-- Begin --
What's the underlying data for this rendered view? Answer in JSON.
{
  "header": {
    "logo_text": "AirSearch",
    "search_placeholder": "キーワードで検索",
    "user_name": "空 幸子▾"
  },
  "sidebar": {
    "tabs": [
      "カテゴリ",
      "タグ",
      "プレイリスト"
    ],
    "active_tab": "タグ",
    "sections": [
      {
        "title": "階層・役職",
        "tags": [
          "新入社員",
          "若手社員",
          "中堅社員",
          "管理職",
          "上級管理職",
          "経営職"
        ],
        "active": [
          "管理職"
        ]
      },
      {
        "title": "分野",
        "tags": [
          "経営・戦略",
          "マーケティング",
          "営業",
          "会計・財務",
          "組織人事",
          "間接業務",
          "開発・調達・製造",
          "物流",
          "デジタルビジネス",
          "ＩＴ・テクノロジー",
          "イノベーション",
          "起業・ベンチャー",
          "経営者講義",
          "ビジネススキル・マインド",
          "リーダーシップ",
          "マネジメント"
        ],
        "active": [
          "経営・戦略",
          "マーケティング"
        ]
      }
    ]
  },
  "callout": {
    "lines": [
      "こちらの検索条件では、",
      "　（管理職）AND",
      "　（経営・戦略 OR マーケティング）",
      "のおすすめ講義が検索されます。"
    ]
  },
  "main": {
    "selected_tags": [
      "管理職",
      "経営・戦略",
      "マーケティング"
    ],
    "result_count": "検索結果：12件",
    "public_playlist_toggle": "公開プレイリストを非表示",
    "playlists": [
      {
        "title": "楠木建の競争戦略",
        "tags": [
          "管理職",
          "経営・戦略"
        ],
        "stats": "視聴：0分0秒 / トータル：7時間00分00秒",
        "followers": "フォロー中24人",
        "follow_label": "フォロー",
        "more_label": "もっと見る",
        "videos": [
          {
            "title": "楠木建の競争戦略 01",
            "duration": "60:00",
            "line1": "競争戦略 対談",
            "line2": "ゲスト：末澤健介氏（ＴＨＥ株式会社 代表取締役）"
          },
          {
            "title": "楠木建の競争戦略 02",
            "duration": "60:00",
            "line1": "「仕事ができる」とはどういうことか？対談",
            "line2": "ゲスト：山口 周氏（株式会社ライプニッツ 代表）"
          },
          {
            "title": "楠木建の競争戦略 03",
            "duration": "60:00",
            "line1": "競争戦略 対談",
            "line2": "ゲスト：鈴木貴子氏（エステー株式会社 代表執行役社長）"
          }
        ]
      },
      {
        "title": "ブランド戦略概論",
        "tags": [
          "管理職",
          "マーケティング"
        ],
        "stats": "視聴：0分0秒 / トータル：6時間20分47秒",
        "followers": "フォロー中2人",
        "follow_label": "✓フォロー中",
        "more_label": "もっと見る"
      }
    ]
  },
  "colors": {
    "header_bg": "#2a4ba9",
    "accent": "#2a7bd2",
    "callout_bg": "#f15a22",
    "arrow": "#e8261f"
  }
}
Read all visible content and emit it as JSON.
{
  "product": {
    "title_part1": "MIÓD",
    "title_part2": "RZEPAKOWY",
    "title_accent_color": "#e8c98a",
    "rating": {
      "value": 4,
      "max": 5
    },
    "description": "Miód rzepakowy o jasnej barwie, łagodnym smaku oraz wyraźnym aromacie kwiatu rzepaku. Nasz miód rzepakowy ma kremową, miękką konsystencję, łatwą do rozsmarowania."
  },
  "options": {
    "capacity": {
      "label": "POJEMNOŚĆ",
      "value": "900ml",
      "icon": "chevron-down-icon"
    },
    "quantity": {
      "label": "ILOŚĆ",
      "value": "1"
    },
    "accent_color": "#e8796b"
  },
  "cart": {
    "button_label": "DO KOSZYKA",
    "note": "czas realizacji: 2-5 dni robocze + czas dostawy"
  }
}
-- End --
Task instructions >> Each line in the data that holds the string "followers" should be found and copied.

Worked solution >>
        "followers": "フォロー中24人",
        "followers": "フォロー中2人",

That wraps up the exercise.